* _Task statement_
Your task is to print the material below exactly as presented.

<<<<

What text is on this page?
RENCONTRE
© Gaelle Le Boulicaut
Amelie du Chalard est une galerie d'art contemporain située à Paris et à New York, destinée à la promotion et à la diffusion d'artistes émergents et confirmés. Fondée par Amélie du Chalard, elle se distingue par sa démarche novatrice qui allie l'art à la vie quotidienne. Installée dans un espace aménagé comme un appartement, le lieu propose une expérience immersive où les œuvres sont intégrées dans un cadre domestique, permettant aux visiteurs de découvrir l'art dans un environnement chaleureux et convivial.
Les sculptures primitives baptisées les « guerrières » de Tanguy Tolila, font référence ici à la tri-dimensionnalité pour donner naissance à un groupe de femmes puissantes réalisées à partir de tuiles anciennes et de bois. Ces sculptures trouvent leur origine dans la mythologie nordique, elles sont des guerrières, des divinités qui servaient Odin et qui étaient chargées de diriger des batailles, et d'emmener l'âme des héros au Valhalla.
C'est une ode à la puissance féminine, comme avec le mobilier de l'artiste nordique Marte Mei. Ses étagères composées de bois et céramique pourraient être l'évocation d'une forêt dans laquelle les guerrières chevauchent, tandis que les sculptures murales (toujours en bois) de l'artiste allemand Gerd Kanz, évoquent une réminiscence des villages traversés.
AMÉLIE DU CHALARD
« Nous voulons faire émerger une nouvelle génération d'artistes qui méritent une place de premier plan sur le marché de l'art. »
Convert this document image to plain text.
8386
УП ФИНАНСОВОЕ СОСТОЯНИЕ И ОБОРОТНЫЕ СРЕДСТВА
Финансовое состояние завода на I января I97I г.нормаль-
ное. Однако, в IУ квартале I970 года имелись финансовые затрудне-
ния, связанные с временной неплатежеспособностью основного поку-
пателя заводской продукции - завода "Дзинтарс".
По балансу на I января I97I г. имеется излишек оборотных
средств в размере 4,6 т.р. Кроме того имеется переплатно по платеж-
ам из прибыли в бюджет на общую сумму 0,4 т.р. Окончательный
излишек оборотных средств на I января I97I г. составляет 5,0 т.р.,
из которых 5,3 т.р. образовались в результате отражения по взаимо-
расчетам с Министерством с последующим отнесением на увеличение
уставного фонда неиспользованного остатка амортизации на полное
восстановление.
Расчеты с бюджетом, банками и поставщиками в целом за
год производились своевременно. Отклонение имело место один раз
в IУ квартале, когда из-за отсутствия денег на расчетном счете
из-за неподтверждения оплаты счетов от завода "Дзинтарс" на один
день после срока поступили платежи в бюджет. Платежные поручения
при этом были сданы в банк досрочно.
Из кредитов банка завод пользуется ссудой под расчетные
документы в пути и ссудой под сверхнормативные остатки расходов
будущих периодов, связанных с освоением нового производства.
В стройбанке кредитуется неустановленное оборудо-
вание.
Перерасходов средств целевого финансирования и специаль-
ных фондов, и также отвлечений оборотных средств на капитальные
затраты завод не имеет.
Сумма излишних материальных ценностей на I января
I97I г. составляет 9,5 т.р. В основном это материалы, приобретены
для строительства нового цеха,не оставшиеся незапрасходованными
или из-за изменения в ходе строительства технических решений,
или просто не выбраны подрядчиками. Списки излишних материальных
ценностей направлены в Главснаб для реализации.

>>>>

* _Answer for this exercise_
What text is on this page?
RENCONTRE
© Gaelle Le Boulicaut
Amelie du Chalard est une galerie d'art contemporain située à Paris et à New York, destinée à la promotion et à la diffusion d'artistes émergents et confirmés. Fondée par Amélie du Chalard, elle se distingue par sa démarche novatrice qui allie l'art à la vie quotidienne. Installée dans un espace aménagé comme un appartement, le lieu propose une expérience immersive où les œuvres sont intégrées dans un cadre domestique, permettant aux visiteurs de découvrir l'art dans un environnement chaleureux et convivial.
Les sculptures primitives baptisées les « guerrières » de Tanguy Tolila, font référence ici à la tri-dimensionnalité pour donner naissance à un groupe de femmes puissantes réalisées à partir de tuiles anciennes et de bois. Ces sculptures trouvent leur origine dans la mythologie nordique, elles sont des guerrières, des divinités qui servaient Odin et qui étaient chargées de diriger des batailles, et d'emmener l'âme des héros au Valhalla.
C'est une ode à la puissance féminine, comme avec le mobilier de l'artiste nordique Marte Mei. Ses étagères composées de bois et céramique pourraient être l'évocation d'une forêt dans laquelle les guerrières chevauchent, tandis que les sculptures murales (toujours en bois) de l'artiste allemand Gerd Kanz, évoquent une réminiscence des villages traversés.
AMÉLIE DU CHALARD
« Nous voulons faire émerger une nouvelle génération d'artistes qui méritent une place de premier plan sur le marché de l'art. »
Convert this document image to plain text.
8386
УП ФИНАНСОВОЕ СОСТОЯНИЕ И ОБОРОТНЫЕ СРЕДСТВА
Финансовое состояние завода на I января I97I г.нормаль-
ное. Однако, в IУ квартале I970 года имелись финансовые затрудне-
ния, связанные с временной неплатежеспособностью основного поку-
пателя заводской продукции - завода "Дзинтарс".
По балансу на I января I97I г. имеется излишек оборотных
средств в размере 4,6 т.р. Кроме того имеется переплатно по платеж-
ам из прибыли в бюджет на общую сумму 0,4 т.р. Окончательный
излишек оборотных средств на I января I97I г. составляет 5,0 т.р.,
из которых 5,3 т.р. образовались в результате отражения по взаимо-
расчетам с Министерством с последующим отнесением на увеличение
уставного фонда неиспользованного остатка амортизации на полное
восстановление.
Расчеты с бюджетом, банками и поставщиками в целом за
год производились своевременно. Отклонение имело место один раз
в IУ квартале, когда из-за отсутствия денег на расчетном счете
из-за неподтверждения оплаты счетов от завода "Дзинтарс" на один
день после срока поступили платежи в бюджет. Платежные поручения
при этом были сданы в банк досрочно.
Из кредитов банка завод пользуется ссудой под расчетные
документы в пути и ссудой под сверхнормативные остатки расходов
будущих периодов, связанных с освоением нового производства.
В стройбанке кредитуется неустановленное оборудо-
вание.
Перерасходов средств целевого финансирования и специаль-
ных фондов, и также отвлечений оборотных средств на капитальные
затраты завод не имеет.
Сумма излишних материальных ценностей на I января
I97I г. составляет 9,5 т.р. В основном это материалы, приобретены
для строительства нового цеха,не оставшиеся незапрасходованными
или из-за изменения в ходе строительства технических решений,
или просто не выбраны подрядчиками. Списки излишних материальных
ценностей направлены в Главснаб для реализации.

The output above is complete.